### Problem to solve:
Convert the records, from their first line through the line containing "x-tick-label: 05/2022 [827, 988, 845, 1050]", into a Markdown table with the columns Row and Entry. Number each line in Row, put its text in Entry, and leave out blank lines.

Layout annotation data
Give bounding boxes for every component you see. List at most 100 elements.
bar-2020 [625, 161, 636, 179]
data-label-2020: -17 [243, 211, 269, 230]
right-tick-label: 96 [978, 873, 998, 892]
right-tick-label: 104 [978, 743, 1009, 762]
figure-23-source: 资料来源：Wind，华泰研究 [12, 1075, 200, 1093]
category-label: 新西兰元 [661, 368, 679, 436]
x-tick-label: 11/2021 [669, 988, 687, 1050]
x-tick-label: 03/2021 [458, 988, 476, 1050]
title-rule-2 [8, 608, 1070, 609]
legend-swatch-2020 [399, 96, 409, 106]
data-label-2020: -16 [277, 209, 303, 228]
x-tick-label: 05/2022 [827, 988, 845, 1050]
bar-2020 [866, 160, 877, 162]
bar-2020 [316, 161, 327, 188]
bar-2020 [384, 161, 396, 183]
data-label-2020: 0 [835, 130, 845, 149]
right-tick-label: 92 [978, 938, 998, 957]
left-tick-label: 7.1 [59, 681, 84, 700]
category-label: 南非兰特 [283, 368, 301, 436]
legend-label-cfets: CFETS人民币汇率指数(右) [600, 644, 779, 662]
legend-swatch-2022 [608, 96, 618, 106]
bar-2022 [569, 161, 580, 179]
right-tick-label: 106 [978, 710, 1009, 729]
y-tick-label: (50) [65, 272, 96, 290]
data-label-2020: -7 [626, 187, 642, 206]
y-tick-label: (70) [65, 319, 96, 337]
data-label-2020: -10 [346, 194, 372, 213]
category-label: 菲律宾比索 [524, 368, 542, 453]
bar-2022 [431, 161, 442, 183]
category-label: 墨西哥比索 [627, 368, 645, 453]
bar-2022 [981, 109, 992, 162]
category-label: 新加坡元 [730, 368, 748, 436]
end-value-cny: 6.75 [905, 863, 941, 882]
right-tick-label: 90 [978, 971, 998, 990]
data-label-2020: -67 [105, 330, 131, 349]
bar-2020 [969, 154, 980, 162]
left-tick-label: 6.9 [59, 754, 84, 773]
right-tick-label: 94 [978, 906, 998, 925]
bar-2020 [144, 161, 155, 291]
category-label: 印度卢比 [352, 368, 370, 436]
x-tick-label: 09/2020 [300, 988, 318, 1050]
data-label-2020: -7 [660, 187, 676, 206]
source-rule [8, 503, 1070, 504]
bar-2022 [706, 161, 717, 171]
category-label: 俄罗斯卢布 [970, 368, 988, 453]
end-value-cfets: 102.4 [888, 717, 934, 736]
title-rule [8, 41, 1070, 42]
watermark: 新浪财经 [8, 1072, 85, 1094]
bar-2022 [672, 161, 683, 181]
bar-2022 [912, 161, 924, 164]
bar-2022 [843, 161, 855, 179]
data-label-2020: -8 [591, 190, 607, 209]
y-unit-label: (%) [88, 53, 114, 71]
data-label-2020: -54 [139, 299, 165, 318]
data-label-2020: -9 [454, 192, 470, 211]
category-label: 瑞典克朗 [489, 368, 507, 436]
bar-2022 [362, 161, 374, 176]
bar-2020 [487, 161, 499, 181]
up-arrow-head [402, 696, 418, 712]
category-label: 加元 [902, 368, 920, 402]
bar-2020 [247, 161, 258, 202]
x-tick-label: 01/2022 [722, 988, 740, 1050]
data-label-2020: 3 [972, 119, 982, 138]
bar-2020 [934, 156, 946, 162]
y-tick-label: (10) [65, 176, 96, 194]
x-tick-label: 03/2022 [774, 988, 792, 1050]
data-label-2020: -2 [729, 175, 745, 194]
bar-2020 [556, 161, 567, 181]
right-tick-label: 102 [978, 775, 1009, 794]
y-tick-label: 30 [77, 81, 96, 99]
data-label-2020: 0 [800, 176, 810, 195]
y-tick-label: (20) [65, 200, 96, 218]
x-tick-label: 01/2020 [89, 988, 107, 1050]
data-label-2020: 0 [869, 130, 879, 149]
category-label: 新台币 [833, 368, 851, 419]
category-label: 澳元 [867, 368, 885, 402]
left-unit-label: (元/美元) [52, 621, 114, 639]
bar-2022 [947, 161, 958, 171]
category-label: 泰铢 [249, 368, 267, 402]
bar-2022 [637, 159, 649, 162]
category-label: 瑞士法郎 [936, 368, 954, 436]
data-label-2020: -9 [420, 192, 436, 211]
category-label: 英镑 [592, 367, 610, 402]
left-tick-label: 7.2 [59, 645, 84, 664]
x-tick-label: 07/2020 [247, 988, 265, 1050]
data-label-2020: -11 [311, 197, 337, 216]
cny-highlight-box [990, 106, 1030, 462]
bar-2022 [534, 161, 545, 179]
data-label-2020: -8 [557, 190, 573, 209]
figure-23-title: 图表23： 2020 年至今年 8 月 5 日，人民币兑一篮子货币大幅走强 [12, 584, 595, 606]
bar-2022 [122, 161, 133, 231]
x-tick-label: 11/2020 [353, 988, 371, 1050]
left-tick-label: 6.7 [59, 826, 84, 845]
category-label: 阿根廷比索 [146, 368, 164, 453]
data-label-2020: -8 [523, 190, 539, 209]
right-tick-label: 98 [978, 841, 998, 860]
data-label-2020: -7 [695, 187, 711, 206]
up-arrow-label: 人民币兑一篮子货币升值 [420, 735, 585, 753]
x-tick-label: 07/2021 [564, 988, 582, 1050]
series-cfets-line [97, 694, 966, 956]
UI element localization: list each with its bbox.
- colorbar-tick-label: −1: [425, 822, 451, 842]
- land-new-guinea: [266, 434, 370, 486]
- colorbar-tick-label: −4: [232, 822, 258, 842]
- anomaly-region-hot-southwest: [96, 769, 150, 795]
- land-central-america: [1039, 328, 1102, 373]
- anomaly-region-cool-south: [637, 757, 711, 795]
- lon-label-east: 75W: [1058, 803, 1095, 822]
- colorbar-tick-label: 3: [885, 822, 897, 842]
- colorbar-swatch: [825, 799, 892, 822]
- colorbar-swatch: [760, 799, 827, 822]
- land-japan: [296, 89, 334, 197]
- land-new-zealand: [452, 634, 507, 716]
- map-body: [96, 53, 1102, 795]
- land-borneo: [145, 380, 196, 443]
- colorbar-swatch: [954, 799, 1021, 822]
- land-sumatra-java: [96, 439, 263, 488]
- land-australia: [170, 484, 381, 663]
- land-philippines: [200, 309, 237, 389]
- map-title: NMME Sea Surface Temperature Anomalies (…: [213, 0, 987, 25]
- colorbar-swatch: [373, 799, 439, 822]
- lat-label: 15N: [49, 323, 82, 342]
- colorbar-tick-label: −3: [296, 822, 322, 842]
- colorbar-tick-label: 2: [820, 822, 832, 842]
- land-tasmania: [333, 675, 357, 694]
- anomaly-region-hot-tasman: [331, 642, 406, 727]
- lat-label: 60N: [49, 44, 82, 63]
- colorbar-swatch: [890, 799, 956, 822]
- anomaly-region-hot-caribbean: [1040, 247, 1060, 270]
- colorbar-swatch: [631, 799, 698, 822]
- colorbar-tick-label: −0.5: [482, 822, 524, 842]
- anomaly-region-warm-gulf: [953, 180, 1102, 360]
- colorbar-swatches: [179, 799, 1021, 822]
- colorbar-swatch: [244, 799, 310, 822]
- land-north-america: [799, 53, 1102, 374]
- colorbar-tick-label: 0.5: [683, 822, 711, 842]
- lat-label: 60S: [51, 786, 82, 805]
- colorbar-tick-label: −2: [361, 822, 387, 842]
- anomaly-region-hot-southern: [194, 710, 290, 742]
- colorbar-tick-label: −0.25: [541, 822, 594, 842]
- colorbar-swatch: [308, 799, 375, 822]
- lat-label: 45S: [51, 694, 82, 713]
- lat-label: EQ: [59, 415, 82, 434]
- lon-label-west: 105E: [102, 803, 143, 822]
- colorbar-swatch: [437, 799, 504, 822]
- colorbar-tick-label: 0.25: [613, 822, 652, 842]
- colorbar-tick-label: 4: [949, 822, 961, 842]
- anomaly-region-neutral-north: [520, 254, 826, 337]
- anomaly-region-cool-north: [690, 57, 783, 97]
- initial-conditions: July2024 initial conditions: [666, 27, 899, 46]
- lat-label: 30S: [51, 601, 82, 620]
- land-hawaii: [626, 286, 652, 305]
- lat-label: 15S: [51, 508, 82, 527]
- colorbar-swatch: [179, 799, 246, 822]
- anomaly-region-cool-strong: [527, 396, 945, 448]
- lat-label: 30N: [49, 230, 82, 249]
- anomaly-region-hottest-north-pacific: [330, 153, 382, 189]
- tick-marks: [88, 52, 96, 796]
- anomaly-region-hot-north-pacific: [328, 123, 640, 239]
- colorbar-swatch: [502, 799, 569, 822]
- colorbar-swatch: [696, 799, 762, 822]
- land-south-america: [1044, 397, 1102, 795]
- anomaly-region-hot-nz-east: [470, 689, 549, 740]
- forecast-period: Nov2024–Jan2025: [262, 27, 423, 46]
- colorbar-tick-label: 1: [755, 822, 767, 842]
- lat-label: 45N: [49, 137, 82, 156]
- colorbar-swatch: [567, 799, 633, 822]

### Task answer:
| Row | Entry |
|---|---|
| 1 | Give bounding boxes for every component you see. List at most 100 elements. |
| 2 | bar-2020 [625, 161, 636, 179] |
| 3 | data-label-2020: -17 [243, 211, 269, 230] |
| 4 | right-tick-label: 96 [978, 873, 998, 892] |
| 5 | right-tick-label: 104 [978, 743, 1009, 762] |
| 6 | figure-23-source: 资料来源：Wind，华泰研究 [12, 1075, 200, 1093] |
| 7 | category-label: 新西兰元 [661, 368, 679, 436] |
| 8 | x-tick-label: 11/2021 [669, 988, 687, 1050] |
| 9 | x-tick-label: 03/2021 [458, 988, 476, 1050] |
| 10 | title-rule-2 [8, 608, 1070, 609] |
| 11 | legend-swatch-2020 [399, 96, 409, 106] |
| 12 | data-label-2020: -16 [277, 209, 303, 228] |
| 13 | x-tick-label: 05/2022 [827, 988, 845, 1050] |